- **Data shown**:
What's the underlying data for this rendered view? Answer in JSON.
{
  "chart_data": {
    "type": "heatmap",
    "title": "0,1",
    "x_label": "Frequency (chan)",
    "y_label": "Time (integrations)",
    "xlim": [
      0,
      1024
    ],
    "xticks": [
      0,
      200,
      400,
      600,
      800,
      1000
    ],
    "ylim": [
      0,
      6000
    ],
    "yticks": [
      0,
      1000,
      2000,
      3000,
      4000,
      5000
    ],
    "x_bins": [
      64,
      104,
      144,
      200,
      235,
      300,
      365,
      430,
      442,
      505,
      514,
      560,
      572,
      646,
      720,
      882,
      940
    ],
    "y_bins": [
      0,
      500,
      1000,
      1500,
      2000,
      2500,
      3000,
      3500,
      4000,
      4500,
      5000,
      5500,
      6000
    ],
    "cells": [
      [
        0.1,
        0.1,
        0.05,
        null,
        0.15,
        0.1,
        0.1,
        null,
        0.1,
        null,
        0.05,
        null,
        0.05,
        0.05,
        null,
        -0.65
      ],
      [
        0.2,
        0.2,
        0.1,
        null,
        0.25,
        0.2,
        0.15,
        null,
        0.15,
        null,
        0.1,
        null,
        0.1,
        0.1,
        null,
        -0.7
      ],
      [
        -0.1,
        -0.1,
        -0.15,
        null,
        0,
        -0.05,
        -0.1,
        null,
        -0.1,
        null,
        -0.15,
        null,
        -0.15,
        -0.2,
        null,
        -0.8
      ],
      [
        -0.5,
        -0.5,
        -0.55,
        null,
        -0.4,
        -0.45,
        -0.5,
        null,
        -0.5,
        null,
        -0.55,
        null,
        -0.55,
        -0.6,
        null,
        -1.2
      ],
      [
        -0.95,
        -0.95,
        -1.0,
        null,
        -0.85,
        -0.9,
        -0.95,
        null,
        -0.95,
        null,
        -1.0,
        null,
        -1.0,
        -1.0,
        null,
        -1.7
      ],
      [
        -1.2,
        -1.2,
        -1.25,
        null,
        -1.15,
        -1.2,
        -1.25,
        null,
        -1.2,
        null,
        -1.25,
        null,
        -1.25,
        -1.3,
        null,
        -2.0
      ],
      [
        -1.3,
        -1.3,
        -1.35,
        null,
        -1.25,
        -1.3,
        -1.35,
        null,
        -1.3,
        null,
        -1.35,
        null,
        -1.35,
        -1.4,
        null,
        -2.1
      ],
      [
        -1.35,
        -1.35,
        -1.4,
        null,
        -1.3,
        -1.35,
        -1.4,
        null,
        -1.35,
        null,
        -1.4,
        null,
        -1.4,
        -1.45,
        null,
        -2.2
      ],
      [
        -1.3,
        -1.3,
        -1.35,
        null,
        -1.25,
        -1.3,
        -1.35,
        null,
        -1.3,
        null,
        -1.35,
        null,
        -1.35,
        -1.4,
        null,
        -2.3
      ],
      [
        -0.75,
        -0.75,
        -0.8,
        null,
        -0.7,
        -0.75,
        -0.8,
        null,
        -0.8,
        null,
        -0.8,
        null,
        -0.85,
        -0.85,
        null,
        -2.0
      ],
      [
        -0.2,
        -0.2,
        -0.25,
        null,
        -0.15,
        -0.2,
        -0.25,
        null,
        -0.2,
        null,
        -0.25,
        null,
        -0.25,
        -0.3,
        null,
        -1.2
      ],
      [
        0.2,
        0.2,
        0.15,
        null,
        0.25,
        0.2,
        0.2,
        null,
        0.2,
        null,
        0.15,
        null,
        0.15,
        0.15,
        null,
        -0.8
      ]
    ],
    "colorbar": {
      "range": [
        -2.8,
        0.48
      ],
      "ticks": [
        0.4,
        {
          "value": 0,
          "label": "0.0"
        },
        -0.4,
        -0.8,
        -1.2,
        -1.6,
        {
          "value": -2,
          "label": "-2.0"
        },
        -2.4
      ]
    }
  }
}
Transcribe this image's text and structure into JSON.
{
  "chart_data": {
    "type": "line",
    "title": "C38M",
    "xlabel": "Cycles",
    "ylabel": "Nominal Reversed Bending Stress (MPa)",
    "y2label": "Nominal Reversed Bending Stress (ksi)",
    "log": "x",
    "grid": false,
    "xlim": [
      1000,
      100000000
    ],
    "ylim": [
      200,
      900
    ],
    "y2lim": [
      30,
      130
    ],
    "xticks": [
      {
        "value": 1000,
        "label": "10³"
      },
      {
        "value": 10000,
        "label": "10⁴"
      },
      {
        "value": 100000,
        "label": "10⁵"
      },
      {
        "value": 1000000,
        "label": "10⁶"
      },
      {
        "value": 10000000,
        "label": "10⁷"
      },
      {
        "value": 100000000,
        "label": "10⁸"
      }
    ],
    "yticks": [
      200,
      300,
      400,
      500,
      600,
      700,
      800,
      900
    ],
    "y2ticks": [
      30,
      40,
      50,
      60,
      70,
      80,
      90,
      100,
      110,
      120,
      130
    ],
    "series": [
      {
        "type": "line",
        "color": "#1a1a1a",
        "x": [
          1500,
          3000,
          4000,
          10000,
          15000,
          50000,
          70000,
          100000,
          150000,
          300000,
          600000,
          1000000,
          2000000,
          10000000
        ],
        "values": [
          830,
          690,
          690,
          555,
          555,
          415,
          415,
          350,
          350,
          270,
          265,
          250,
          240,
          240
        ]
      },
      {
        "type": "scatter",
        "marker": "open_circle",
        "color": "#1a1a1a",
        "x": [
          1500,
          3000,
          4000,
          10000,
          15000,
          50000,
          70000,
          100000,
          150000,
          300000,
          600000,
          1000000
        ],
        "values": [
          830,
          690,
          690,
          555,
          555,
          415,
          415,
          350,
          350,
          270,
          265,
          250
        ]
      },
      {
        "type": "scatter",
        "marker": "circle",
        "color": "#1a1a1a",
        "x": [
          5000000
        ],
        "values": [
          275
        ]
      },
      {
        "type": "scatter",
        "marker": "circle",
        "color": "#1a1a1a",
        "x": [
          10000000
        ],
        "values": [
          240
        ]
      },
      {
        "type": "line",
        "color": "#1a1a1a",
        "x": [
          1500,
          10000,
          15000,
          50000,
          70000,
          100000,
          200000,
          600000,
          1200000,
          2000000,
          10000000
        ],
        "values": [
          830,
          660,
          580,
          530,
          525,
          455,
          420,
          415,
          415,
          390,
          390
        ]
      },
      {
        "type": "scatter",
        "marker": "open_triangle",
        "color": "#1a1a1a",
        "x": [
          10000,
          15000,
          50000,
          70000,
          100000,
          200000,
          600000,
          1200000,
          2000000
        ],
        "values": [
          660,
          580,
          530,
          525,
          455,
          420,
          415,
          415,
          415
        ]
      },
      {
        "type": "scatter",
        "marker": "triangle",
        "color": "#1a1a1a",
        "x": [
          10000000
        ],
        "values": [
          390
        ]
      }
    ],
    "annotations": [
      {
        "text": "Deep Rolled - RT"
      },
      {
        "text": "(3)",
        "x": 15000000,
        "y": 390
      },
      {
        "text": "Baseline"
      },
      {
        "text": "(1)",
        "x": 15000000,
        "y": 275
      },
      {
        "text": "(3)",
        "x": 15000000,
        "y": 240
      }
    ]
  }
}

- **Your instructions**:
Produce an exact copy of the whole listing.

- **Response to this task**:
What's the underlying data for this rendered view? Answer in JSON.
{
  "chart_data": {
    "type": "heatmap",
    "title": "0,1",
    "x_label": "Frequency (chan)",
    "y_label": "Time (integrations)",
    "xlim": [
      0,
      1024
    ],
    "xticks": [
      0,
      200,
      400,
      600,
      800,
      1000
    ],
    "ylim": [
      0,
      6000
    ],
    "yticks": [
      0,
      1000,
      2000,
      3000,
      4000,
      5000
    ],
    "x_bins": [
      64,
      104,
      144,
      200,
      235,
      300,
      365,
      430,
      442,
      505,
      514,
      560,
      572,
      646,
      720,
      882,
      940
    ],
    "y_bins": [
      0,
      500,
      1000,
      1500,
      2000,
      2500,
      3000,
      3500,
      4000,
      4500,
      5000,
      5500,
      6000
    ],
    "cells": [
      [
        0.1,
        0.1,
        0.05,
        null,
        0.15,
        0.1,
        0.1,
        null,
        0.1,
        null,
        0.05,
        null,
        0.05,
        0.05,
        null,
        -0.65
      ],
      [
        0.2,
        0.2,
        0.1,
        null,
        0.25,
        0.2,
        0.15,
        null,
        0.15,
        null,
        0.1,
        null,
        0.1,
        0.1,
        null,
        -0.7
      ],
      [
        -0.1,
        -0.1,
        -0.15,
        null,
        0,
        -0.05,
        -0.1,
        null,
        -0.1,
        null,
        -0.15,
        null,
        -0.15,
        -0.2,
        null,
        -0.8
      ],
      [
        -0.5,
        -0.5,
        -0.55,
        null,
        -0.4,
        -0.45,
        -0.5,
        null,
        -0.5,
        null,
        -0.55,
        null,
        -0.55,
        -0.6,
        null,
        -1.2
      ],
      [
        -0.95,
        -0.95,
        -1.0,
        null,
        -0.85,
        -0.9,
        -0.95,
        null,
        -0.95,
        null,
        -1.0,
        null,
        -1.0,
        -1.0,
        null,
        -1.7
      ],
      [
        -1.2,
        -1.2,
        -1.25,
        null,
        -1.15,
        -1.2,
        -1.25,
        null,
        -1.2,
        null,
        -1.25,
        null,
        -1.25,
        -1.3,
        null,
        -2.0
      ],
      [
        -1.3,
        -1.3,
        -1.35,
        null,
        -1.25,
        -1.3,
        -1.35,
        null,
        -1.3,
        null,
        -1.35,
        null,
        -1.35,
        -1.4,
        null,
        -2.1
      ],
      [
        -1.35,
        -1.35,
        -1.4,
        null,
        -1.3,
        -1.35,
        -1.4,
        null,
        -1.35,
        null,
        -1.4,
        null,
        -1.4,
        -1.45,
        null,
        -2.2
      ],
      [
        -1.3,
        -1.3,
        -1.35,
        null,
        -1.25,
        -1.3,
        -1.35,
        null,
        -1.3,
        null,
        -1.35,
        null,
        -1.35,
        -1.4,
        null,
        -2.3
      ],
      [
        -0.75,
        -0.75,
        -0.8,
        null,
        -0.7,
        -0.75,
        -0.8,
        null,
        -0.8,
        null,
        -0.8,
        null,
        -0.85,
        -0.85,
        null,
        -2.0
      ],
      [
        -0.2,
        -0.2,
        -0.25,
        null,
        -0.15,
        -0.2,
        -0.25,
        null,
        -0.2,
        null,
        -0.25,
        null,
        -0.25,
        -0.3,
        null,
        -1.2
      ],
      [
        0.2,
        0.2,
        0.15,
        null,
        0.25,
        0.2,
        0.2,
        null,
        0.2,
        null,
        0.15,
        null,
        0.15,
        0.15,
        null,
        -0.8
      ]
    ],
    "colorbar": {
      "range": [
        -2.8,
        0.48
      ],
      "ticks": [
        0.4,
        {
          "value": 0,
          "label": "0.0"
        },
        -0.4,
        -0.8,
        -1.2,
        -1.6,
        {
          "value": -2,
          "label": "-2.0"
        },
        -2.4
      ]
    }
  }
}
Transcribe this image's text and structure into JSON.
{
  "chart_data": {
    "type": "line",
    "title": "C38M",
    "xlabel": "Cycles",
    "ylabel": "Nominal Reversed Bending Stress (MPa)",
    "y2label": "Nominal Reversed Bending Stress (ksi)",
    "log": "x",
    "grid": false,
    "xlim": [
      1000,
      100000000
    ],
    "ylim": [
      200,
      900
    ],
    "y2lim": [
      30,
      130
    ],
    "xticks": [
      {
        "value": 1000,
        "label": "10³"
      },
      {
        "value": 10000,
        "label": "10⁴"
      },
      {
        "value": 100000,
        "label": "10⁵"
      },
      {
        "value": 1000000,
        "label": "10⁶"
      },
      {
        "value": 10000000,
        "label": "10⁷"
      },
      {
        "value": 100000000,
        "label": "10⁸"
      }
    ],
    "yticks": [
      200,
      300,
      400,
      500,
      600,
      700,
      800,
      900
    ],
    "y2ticks": [
      30,
      40,
      50,
      60,
      70,
      80,
      90,
      100,
      110,
      120,
      130
    ],
    "series": [
      {
        "type": "line",
        "color": "#1a1a1a",
        "x": [
          1500,
          3000,
          4000,
          10000,
          15000,
          50000,
          70000,
          100000,
          150000,
          300000,
          600000,
          1000000,
          2000000,
          10000000
        ],
        "values": [
          830,
          690,
          690,
          555,
          555,
          415,
          415,
          350,
          350,
          270,
          265,
          250,
          240,
          240
        ]
      },
      {
        "type": "scatter",
        "marker": "open_circle",
        "color": "#1a1a1a",
        "x": [
          1500,
          3000,
          4000,
          10000,
          15000,
          50000,
          70000,
          100000,
          150000,
          300000,
          600000,
          1000000
        ],
        "values": [
          830,
          690,
          690,
          555,
          555,
          415,
          415,
          350,
          350,
          270,
          265,
          250
        ]
      },
      {
        "type": "scatter",
        "marker": "circle",
        "color": "#1a1a1a",
        "x": [
          5000000
        ],
        "values": [
          275
        ]
      },
      {
        "type": "scatter",
        "marker": "circle",
        "color": "#1a1a1a",
        "x": [
          10000000
        ],
        "values": [
          240
        ]
      },
      {
        "type": "line",
        "color": "#1a1a1a",
        "x": [
          1500,
          10000,
          15000,
          50000,
          70000,
          100000,
          200000,
          600000,
          1200000,
          2000000,
          10000000
        ],
        "values": [
          830,
          660,
          580,
          530,
          525,
          455,
          420,
          415,
          415,
          390,
          390
        ]
      },
      {
        "type": "scatter",
        "marker": "open_triangle",
        "color": "#1a1a1a",
        "x": [
          10000,
          15000,
          50000,
          70000,
          100000,
          200000,
          600000,
          1200000,
          2000000
        ],
        "values": [
          660,
          580,
          530,
          525,
          455,
          420,
          415,
          415,
          415
        ]
      },
      {
        "type": "scatter",
        "marker": "triangle",
        "color": "#1a1a1a",
        "x": [
          10000000
        ],
        "values": [
          390
        ]
      }
    ],
    "annotations": [
      {
        "text": "Deep Rolled - RT"
      },
      {
        "text": "(3)",
        "x": 15000000,
        "y": 390
      },
      {
        "text": "Baseline"
      },
      {
        "text": "(1)",
        "x": 15000000,
        "y": 275
      },
      {
        "text": "(3)",
        "x": 15000000,
        "y": 240
      }
    ]
  }
}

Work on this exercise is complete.